--- start ---
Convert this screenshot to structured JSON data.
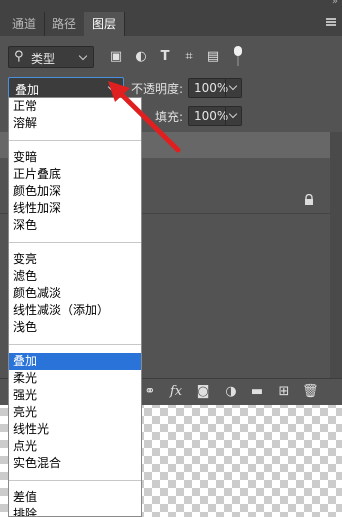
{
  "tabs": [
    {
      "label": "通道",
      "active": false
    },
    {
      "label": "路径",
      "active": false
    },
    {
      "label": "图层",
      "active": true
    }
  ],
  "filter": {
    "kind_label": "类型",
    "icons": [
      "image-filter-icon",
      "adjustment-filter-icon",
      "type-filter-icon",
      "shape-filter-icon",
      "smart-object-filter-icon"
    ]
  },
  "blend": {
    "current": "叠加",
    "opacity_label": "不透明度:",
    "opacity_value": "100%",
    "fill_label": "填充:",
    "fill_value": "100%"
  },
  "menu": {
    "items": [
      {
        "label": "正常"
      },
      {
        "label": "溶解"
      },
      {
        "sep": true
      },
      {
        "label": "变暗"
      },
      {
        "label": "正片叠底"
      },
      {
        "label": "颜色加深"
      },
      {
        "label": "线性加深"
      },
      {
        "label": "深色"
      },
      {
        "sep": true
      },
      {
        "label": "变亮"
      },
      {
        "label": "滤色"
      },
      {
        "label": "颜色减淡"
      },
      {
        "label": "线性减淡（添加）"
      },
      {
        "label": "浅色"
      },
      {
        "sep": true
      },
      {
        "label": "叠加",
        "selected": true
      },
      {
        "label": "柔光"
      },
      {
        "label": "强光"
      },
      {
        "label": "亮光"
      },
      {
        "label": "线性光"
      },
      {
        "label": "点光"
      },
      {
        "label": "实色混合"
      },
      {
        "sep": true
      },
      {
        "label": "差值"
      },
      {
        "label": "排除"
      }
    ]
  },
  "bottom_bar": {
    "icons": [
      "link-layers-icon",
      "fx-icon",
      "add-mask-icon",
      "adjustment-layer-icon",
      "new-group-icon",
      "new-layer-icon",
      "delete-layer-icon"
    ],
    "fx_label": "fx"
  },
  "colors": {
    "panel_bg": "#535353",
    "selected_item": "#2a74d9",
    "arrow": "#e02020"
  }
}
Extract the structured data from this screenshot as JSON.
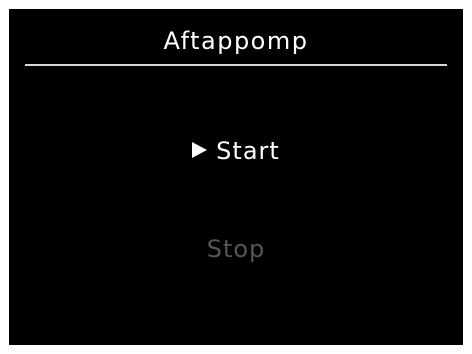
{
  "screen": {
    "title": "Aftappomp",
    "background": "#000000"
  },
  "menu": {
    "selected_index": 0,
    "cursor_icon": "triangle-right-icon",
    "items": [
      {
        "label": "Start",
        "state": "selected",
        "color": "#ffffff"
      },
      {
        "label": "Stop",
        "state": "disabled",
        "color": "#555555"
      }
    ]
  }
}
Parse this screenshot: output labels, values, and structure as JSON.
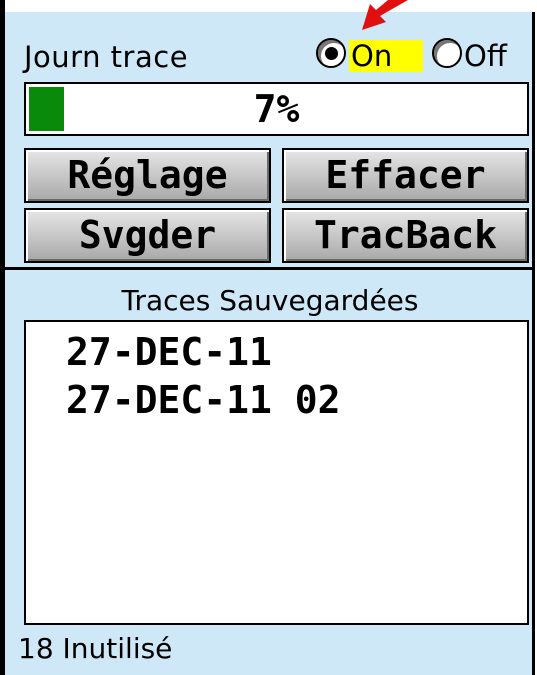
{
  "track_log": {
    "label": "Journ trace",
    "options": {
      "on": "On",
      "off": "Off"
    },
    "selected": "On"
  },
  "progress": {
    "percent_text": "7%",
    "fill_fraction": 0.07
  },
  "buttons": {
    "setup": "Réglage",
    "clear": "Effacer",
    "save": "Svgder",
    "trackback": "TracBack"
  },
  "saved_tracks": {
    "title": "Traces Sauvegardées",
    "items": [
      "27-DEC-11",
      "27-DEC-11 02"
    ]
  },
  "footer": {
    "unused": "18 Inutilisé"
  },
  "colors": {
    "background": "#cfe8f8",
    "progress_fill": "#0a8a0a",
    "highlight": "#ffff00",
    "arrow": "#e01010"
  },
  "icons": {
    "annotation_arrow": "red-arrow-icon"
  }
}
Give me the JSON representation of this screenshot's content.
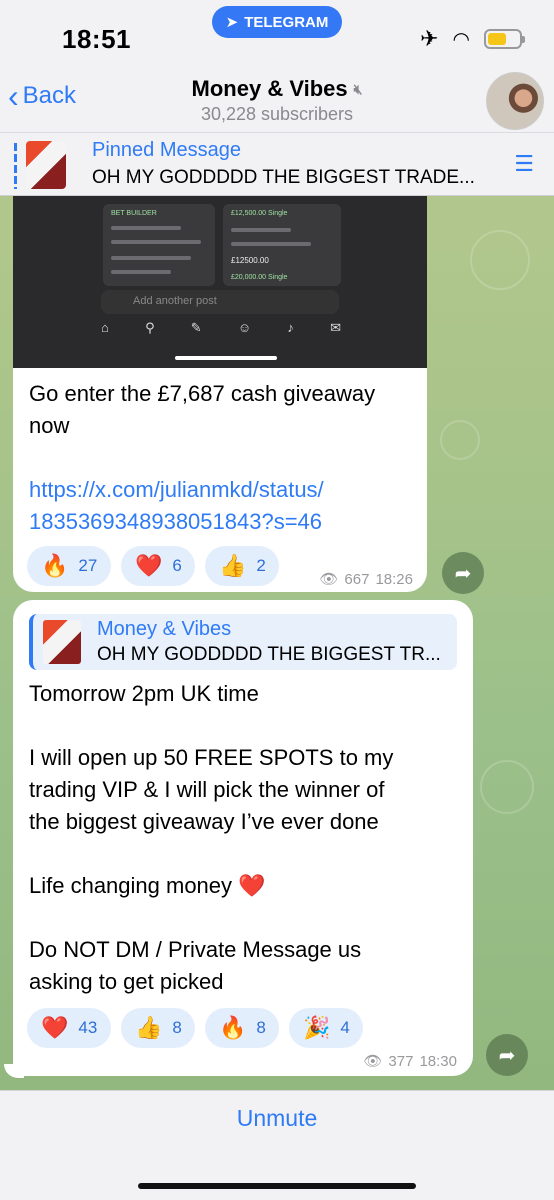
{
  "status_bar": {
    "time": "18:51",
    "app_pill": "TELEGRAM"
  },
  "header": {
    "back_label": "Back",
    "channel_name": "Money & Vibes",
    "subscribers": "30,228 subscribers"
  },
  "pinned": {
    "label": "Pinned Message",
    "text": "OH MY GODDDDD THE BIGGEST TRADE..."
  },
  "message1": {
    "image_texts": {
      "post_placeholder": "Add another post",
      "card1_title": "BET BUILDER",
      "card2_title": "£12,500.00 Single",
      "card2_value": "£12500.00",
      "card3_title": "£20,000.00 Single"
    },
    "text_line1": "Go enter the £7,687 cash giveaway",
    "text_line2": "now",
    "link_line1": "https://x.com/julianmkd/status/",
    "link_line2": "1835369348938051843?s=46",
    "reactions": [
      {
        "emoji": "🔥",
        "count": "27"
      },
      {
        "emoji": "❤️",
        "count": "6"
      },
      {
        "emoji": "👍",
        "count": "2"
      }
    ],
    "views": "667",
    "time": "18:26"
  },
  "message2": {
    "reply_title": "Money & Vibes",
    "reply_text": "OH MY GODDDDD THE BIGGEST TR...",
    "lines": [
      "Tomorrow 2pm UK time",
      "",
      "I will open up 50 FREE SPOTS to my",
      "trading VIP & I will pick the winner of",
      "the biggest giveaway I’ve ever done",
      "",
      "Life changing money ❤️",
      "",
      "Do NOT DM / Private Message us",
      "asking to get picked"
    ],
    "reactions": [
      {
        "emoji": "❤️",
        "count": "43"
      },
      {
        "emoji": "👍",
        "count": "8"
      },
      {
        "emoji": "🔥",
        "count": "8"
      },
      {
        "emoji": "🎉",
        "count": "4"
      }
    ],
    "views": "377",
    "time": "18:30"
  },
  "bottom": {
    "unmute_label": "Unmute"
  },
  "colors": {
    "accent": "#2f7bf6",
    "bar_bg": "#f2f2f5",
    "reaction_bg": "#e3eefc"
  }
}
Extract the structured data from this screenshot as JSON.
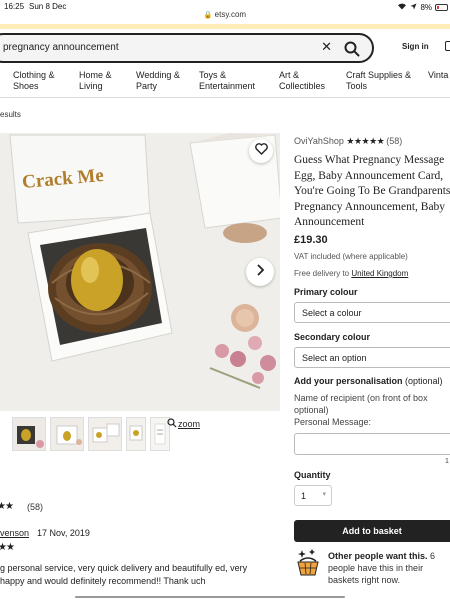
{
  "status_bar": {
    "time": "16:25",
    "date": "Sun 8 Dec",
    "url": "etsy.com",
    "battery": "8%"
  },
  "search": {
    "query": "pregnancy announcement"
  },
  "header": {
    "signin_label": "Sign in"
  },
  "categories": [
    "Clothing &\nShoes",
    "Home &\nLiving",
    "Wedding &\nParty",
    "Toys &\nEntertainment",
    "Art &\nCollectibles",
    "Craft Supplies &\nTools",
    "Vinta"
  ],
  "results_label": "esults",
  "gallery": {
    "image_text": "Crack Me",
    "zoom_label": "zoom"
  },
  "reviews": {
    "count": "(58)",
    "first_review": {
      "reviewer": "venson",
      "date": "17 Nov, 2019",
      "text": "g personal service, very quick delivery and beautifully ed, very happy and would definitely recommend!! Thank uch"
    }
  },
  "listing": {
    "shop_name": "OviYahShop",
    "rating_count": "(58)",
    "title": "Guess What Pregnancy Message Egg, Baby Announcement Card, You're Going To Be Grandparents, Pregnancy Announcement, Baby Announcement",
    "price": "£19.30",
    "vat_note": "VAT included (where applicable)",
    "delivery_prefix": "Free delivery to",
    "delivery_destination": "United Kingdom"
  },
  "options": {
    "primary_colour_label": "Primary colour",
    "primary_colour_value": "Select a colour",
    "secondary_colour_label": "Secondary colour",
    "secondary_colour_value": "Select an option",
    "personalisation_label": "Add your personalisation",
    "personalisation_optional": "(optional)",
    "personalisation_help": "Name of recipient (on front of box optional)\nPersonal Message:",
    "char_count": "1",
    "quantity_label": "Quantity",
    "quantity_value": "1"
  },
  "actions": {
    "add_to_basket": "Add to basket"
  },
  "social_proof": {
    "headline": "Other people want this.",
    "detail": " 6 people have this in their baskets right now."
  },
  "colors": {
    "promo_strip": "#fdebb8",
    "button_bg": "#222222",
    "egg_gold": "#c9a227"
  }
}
--- end ---
Exercise requirements -> Copy the entries exactly. Leave out the images.

Expected answer ->
Convert this screenshot to structured JSON data.
{
  "tabs": [
    {
      "label": "通道",
      "active": false
    },
    {
      "label": "路径",
      "active": false
    },
    {
      "label": "图层",
      "active": true
    }
  ],
  "filter": {
    "kind_label": "类型",
    "icons": [
      "image-filter-icon",
      "adjustment-filter-icon",
      "type-filter-icon",
      "shape-filter-icon",
      "smart-object-filter-icon"
    ]
  },
  "blend": {
    "current": "叠加",
    "opacity_label": "不透明度:",
    "opacity_value": "100%",
    "fill_label": "填充:",
    "fill_value": "100%"
  },
  "menu": {
    "items": [
      {
        "label": "正常"
      },
      {
        "label": "溶解"
      },
      {
        "sep": true
      },
      {
        "label": "变暗"
      },
      {
        "label": "正片叠底"
      },
      {
        "label": "颜色加深"
      },
      {
        "label": "线性加深"
      },
      {
        "label": "深色"
      },
      {
        "sep": true
      },
      {
        "label": "变亮"
      },
      {
        "label": "滤色"
      },
      {
        "label": "颜色减淡"
      },
      {
        "label": "线性减淡（添加）"
      },
      {
        "label": "浅色"
      },
      {
        "sep": true
      },
      {
        "label": "叠加",
        "selected": true
      },
      {
        "label": "柔光"
      },
      {
        "label": "强光"
      },
      {
        "label": "亮光"
      },
      {
        "label": "线性光"
      },
      {
        "label": "点光"
      },
      {
        "label": "实色混合"
      },
      {
        "sep": true
      },
      {
        "label": "差值"
      },
      {
        "label": "排除"
      }
    ]
  },
  "bottom_bar": {
    "icons": [
      "link-layers-icon",
      "fx-icon",
      "add-mask-icon",
      "adjustment-layer-icon",
      "new-group-icon",
      "new-layer-icon",
      "delete-layer-icon"
    ],
    "fx_label": "fx"
  },
  "colors": {
    "panel_bg": "#535353",
    "selected_item": "#2a74d9",
    "arrow": "#e02020"
  }
}
Extract the structured data from this screenshot as JSON.
{
  "screen": {
    "title": "Aftappomp",
    "background": "#000000"
  },
  "menu": {
    "selected_index": 0,
    "cursor_icon": "triangle-right-icon",
    "items": [
      {
        "label": "Start",
        "state": "selected",
        "color": "#ffffff"
      },
      {
        "label": "Stop",
        "state": "disabled",
        "color": "#555555"
      }
    ]
  }
}
Parse this screenshot: output labels, values, and structure as JSON.
{
  "track_log": {
    "label": "Journ trace",
    "options": {
      "on": "On",
      "off": "Off"
    },
    "selected": "On"
  },
  "progress": {
    "percent_text": "7%",
    "fill_fraction": 0.07
  },
  "buttons": {
    "setup": "Réglage",
    "clear": "Effacer",
    "save": "Svgder",
    "trackback": "TracBack"
  },
  "saved_tracks": {
    "title": "Traces Sauvegardées",
    "items": [
      "27-DEC-11",
      "27-DEC-11 02"
    ]
  },
  "footer": {
    "unused": "18 Inutilisé"
  },
  "colors": {
    "background": "#cfe8f8",
    "progress_fill": "#0a8a0a",
    "highlight": "#ffff00",
    "arrow": "#e01010"
  },
  "icons": {
    "annotation_arrow": "red-arrow-icon"
  }
}
Give me the JSON representation of this screenshot's content.
{
  "status_bar": {
    "time": "18:51",
    "app_pill": "TELEGRAM"
  },
  "header": {
    "back_label": "Back",
    "channel_name": "Money & Vibes",
    "subscribers": "30,228 subscribers"
  },
  "pinned": {
    "label": "Pinned Message",
    "text": "OH MY GODDDDD THE BIGGEST TRADE..."
  },
  "message1": {
    "image_texts": {
      "post_placeholder": "Add another post",
      "card1_title": "BET BUILDER",
      "card2_title": "£12,500.00 Single",
      "card2_value": "£12500.00",
      "card3_title": "£20,000.00 Single"
    },
    "text_line1": "Go enter the £7,687 cash giveaway",
    "text_line2": "now",
    "link_line1": "https://x.com/julianmkd/status/",
    "link_line2": "1835369348938051843?s=46",
    "reactions": [
      {
        "emoji": "🔥",
        "count": "27"
      },
      {
        "emoji": "❤️",
        "count": "6"
      },
      {
        "emoji": "👍",
        "count": "2"
      }
    ],
    "views": "667",
    "time": "18:26"
  },
  "message2": {
    "reply_title": "Money & Vibes",
    "reply_text": "OH MY GODDDDD THE BIGGEST TR...",
    "lines": [
      "Tomorrow 2pm UK time",
      "",
      "I will open up 50 FREE SPOTS to my",
      "trading VIP & I will pick the winner of",
      "the biggest giveaway I’ve ever done",
      "",
      "Life changing money ❤️",
      "",
      "Do NOT DM / Private Message us",
      "asking to get picked"
    ],
    "reactions": [
      {
        "emoji": "❤️",
        "count": "43"
      },
      {
        "emoji": "👍",
        "count": "8"
      },
      {
        "emoji": "🔥",
        "count": "8"
      },
      {
        "emoji": "🎉",
        "count": "4"
      }
    ],
    "views": "377",
    "time": "18:30"
  },
  "bottom": {
    "unmute_label": "Unmute"
  },
  "colors": {
    "accent": "#2f7bf6",
    "bar_bg": "#f2f2f5",
    "reaction_bg": "#e3eefc"
  }
}
Extract the structured data from this screenshot as JSON.
{
  "status_bar": {
    "time": "16:25",
    "date": "Sun 8 Dec",
    "url": "etsy.com",
    "battery": "8%"
  },
  "search": {
    "query": "pregnancy announcement"
  },
  "header": {
    "signin_label": "Sign in"
  },
  "categories": [
    "Clothing &\nShoes",
    "Home &\nLiving",
    "Wedding &\nParty",
    "Toys &\nEntertainment",
    "Art &\nCollectibles",
    "Craft Supplies &\nTools",
    "Vinta"
  ],
  "results_label": "esults",
  "gallery": {
    "image_text": "Crack Me",
    "zoom_label": "zoom"
  },
  "reviews": {
    "count": "(58)",
    "first_review": {
      "reviewer": "venson",
      "date": "17 Nov, 2019",
      "text": "g personal service, very quick delivery and beautifully ed, very happy and would definitely recommend!! Thank uch"
    }
  },
  "listing": {
    "shop_name": "OviYahShop",
    "rating_count": "(58)",
    "title": "Guess What Pregnancy Message Egg, Baby Announcement Card, You're Going To Be Grandparents, Pregnancy Announcement, Baby Announcement",
    "price": "£19.30",
    "vat_note": "VAT included (where applicable)",
    "delivery_prefix": "Free delivery to",
    "delivery_destination": "United Kingdom"
  },
  "options": {
    "primary_colour_label": "Primary colour",
    "primary_colour_value": "Select a colour",
    "secondary_colour_label": "Secondary colour",
    "secondary_colour_value": "Select an option",
    "personalisation_label": "Add your personalisation",
    "personalisation_optional": "(optional)",
    "personalisation_help": "Name of recipient (on front of box optional)\nPersonal Message:",
    "char_count": "1",
    "quantity_label": "Quantity",
    "quantity_value": "1"
  },
  "actions": {
    "add_to_basket": "Add to basket"
  },
  "social_proof": {
    "headline": "Other people want this.",
    "detail": " 6 people have this in their baskets right now."
  },
  "colors": {
    "promo_strip": "#fdebb8",
    "button_bg": "#222222",
    "egg_gold": "#c9a227"
  }
}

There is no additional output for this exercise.